Locate each line in the records containing "xlabel". Copy it.

SUPPLIED MATERIAL >>
--------------------------------
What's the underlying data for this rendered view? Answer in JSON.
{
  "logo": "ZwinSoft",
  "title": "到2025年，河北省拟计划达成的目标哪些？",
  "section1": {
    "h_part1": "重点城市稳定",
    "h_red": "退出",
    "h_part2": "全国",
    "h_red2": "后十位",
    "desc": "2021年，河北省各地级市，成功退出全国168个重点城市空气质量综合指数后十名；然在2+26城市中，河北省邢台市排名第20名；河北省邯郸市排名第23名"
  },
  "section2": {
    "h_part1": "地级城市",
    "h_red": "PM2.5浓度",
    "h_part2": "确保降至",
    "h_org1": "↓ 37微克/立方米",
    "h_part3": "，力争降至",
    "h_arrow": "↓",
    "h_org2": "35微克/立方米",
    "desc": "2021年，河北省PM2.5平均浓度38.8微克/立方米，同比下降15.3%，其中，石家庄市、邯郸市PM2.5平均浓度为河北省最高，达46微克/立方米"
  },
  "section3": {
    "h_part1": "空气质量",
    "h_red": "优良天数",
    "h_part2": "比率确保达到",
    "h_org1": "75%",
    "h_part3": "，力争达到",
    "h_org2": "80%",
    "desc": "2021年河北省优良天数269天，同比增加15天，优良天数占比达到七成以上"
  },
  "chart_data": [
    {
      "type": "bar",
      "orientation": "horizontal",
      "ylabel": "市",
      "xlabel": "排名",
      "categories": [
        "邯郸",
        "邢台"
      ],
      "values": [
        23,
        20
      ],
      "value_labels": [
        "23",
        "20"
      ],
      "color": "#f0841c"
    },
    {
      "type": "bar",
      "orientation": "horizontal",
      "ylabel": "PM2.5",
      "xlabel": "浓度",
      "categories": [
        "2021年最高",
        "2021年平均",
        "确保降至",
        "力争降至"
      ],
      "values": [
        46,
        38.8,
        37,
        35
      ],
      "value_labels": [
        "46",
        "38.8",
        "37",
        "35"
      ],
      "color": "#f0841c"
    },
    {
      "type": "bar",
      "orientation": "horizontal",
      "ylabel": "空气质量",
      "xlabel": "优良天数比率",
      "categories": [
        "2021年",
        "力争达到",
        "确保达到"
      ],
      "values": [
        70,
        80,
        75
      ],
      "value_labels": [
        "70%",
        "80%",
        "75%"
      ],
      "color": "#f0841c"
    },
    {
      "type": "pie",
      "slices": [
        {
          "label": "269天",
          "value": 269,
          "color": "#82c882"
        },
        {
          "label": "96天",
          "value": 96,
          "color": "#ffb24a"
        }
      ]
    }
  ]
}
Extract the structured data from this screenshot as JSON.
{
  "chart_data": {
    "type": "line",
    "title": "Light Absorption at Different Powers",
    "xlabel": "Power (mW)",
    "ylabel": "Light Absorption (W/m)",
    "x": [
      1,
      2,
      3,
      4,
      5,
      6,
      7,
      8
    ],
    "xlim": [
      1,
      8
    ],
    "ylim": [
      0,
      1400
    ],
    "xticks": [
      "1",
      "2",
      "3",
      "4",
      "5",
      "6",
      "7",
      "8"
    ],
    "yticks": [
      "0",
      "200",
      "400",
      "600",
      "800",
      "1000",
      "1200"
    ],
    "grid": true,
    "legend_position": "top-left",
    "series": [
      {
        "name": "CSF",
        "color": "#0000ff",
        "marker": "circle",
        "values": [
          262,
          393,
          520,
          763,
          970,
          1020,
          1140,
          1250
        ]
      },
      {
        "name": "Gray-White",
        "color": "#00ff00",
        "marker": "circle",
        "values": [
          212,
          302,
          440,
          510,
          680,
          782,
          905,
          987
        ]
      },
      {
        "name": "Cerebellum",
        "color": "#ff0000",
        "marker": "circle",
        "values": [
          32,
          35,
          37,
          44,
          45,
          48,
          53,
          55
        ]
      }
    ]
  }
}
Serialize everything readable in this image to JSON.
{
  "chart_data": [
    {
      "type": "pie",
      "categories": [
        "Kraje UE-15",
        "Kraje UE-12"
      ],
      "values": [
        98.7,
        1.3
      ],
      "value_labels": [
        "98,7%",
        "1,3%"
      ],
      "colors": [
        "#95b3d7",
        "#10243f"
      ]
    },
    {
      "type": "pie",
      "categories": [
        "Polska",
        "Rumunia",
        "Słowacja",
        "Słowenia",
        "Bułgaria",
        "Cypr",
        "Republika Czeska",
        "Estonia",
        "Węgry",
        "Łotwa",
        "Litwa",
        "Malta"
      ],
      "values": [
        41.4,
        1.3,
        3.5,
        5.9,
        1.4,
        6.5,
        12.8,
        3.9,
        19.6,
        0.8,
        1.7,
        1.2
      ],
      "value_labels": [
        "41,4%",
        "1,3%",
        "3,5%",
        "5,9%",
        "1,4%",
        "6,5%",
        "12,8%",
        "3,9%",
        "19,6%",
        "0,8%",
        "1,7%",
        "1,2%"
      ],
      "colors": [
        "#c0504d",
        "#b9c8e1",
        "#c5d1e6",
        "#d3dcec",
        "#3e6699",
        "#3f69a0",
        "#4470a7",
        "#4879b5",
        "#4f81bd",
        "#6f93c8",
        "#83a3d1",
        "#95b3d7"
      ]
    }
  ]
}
--------------------------------
FULL OUTPUT >>
      "xlabel": "排名",
      "xlabel": "浓度",
      "xlabel": "优良天数比率",
    "xlabel": "Power (mW)",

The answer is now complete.